WHAT TO DO: Rewrite everything from the start of the lines down to the line containing "status-separator [95, 764, 96, 782]", replacing every "y-tick-label" with "y-axis-value" and leaving all else unchanged.

EXCERPTED RECORDS:
☆ ☆ ☆ ☆ ☆ ☆ ☆

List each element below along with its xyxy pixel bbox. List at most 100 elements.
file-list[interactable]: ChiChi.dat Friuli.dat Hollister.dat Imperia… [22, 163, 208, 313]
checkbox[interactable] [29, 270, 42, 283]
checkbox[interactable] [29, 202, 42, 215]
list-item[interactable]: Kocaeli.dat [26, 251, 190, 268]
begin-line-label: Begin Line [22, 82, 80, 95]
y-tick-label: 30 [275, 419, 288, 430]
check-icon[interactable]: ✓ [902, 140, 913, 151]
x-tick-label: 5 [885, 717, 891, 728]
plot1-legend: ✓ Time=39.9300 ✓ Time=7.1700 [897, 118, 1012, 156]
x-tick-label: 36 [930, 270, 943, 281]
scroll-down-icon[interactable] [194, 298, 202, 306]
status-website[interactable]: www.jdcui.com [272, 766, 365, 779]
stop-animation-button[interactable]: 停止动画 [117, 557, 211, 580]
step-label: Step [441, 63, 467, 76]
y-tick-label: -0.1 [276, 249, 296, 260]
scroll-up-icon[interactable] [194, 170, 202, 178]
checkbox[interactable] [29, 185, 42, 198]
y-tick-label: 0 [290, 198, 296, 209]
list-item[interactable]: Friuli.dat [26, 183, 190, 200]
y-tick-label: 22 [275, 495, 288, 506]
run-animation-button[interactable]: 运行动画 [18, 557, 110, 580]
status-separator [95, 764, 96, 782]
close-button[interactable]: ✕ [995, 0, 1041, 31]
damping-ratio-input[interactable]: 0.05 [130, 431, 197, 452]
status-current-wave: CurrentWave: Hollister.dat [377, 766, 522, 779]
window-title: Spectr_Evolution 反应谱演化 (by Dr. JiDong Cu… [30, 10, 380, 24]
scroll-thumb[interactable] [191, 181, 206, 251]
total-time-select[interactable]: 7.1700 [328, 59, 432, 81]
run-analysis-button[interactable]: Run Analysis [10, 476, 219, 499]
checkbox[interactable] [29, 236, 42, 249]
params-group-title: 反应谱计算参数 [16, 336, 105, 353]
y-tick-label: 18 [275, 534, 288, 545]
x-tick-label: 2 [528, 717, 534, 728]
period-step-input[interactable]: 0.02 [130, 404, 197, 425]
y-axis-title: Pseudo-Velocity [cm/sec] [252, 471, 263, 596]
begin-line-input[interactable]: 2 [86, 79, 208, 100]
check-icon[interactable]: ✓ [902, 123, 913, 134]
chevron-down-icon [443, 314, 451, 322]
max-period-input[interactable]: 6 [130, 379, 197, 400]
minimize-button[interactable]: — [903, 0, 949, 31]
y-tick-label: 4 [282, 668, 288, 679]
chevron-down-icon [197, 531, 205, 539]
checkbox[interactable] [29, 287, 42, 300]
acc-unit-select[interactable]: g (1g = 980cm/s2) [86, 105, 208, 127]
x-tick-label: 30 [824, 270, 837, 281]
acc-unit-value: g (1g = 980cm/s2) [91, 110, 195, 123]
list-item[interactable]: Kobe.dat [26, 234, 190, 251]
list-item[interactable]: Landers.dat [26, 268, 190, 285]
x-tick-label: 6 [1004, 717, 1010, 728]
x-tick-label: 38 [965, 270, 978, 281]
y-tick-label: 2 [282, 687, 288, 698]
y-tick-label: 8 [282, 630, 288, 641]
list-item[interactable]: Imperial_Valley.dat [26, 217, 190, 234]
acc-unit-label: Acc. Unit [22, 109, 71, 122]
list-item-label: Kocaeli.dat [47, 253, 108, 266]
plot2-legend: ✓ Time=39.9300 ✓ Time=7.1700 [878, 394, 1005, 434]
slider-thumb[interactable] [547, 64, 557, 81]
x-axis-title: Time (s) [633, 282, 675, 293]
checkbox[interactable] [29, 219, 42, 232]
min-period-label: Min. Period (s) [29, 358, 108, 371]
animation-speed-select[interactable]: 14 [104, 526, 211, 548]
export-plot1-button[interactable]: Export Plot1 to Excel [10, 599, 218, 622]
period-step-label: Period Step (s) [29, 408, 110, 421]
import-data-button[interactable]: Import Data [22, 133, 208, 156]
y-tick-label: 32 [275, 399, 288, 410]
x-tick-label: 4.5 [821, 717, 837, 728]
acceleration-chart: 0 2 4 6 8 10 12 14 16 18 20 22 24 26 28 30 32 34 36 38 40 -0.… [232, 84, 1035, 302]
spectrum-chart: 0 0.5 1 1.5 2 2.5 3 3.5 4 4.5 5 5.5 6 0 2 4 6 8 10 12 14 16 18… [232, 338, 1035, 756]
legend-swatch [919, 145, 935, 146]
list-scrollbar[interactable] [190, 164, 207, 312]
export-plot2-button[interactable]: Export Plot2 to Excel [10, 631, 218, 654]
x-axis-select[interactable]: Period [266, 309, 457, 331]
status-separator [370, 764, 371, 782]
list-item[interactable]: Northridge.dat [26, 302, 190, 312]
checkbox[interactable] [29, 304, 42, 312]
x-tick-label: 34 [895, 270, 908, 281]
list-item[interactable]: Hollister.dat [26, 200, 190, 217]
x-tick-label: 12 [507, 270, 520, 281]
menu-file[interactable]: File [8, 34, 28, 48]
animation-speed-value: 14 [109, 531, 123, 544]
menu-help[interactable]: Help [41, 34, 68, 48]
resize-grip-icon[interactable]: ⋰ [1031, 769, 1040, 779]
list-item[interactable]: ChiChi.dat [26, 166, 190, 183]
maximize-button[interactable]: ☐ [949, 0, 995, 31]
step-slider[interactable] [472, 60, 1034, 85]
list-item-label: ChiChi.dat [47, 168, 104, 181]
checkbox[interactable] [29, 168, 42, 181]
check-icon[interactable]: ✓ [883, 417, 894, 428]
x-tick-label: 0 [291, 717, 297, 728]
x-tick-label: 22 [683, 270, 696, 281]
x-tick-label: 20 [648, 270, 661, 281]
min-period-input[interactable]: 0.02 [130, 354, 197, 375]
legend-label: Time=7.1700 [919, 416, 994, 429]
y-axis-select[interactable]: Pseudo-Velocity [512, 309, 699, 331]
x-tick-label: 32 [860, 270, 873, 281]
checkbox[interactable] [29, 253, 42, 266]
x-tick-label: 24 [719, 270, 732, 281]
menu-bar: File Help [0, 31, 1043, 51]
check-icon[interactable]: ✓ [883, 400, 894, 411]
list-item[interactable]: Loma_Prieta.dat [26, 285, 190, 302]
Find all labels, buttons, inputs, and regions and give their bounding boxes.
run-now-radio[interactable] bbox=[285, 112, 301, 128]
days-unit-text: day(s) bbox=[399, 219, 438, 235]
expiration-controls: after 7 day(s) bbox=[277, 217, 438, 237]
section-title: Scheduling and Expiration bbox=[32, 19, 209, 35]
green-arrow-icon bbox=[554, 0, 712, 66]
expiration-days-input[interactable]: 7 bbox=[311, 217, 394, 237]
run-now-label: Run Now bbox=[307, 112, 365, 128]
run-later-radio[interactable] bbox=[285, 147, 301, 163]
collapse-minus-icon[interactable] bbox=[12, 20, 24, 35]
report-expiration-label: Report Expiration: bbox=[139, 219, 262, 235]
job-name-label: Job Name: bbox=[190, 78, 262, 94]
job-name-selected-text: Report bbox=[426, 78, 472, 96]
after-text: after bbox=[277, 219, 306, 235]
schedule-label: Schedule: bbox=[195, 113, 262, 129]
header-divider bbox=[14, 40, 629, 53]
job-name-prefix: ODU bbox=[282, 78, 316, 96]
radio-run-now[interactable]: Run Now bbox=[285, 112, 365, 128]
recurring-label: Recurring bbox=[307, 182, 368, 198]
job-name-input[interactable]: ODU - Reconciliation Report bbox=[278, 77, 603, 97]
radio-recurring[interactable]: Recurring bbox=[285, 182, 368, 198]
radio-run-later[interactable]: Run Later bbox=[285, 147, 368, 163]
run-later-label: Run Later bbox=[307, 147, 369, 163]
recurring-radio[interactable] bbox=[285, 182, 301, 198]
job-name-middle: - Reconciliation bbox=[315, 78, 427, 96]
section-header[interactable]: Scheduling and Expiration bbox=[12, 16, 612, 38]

☆ ☆ ☆ ☆ ☆ ☆ ☆

FINAL ANSWER:
List each element below along with its xyxy pixel bbox. List at most 100 elements.
file-list[interactable]: ChiChi.dat Friuli.dat Hollister.dat Imperia… [22, 163, 208, 313]
checkbox[interactable] [29, 270, 42, 283]
checkbox[interactable] [29, 202, 42, 215]
list-item[interactable]: Kocaeli.dat [26, 251, 190, 268]
begin-line-label: Begin Line [22, 82, 80, 95]
y-axis-value: 30 [275, 419, 288, 430]
check-icon[interactable]: ✓ [902, 140, 913, 151]
x-tick-label: 5 [885, 717, 891, 728]
plot1-legend: ✓ Time=39.9300 ✓ Time=7.1700 [897, 118, 1012, 156]
x-tick-label: 36 [930, 270, 943, 281]
scroll-down-icon[interactable] [194, 298, 202, 306]
status-website[interactable]: www.jdcui.com [272, 766, 365, 779]
stop-animation-button[interactable]: 停止动画 [117, 557, 211, 580]
step-label: Step [441, 63, 467, 76]
y-axis-value: -0.1 [276, 249, 296, 260]
scroll-up-icon[interactable] [194, 170, 202, 178]
checkbox[interactable] [29, 185, 42, 198]
y-axis-value: 0 [290, 198, 296, 209]
list-item[interactable]: Friuli.dat [26, 183, 190, 200]
y-axis-value: 22 [275, 495, 288, 506]
run-animation-button[interactable]: 运行动画 [18, 557, 110, 580]
status-separator [95, 764, 96, 782]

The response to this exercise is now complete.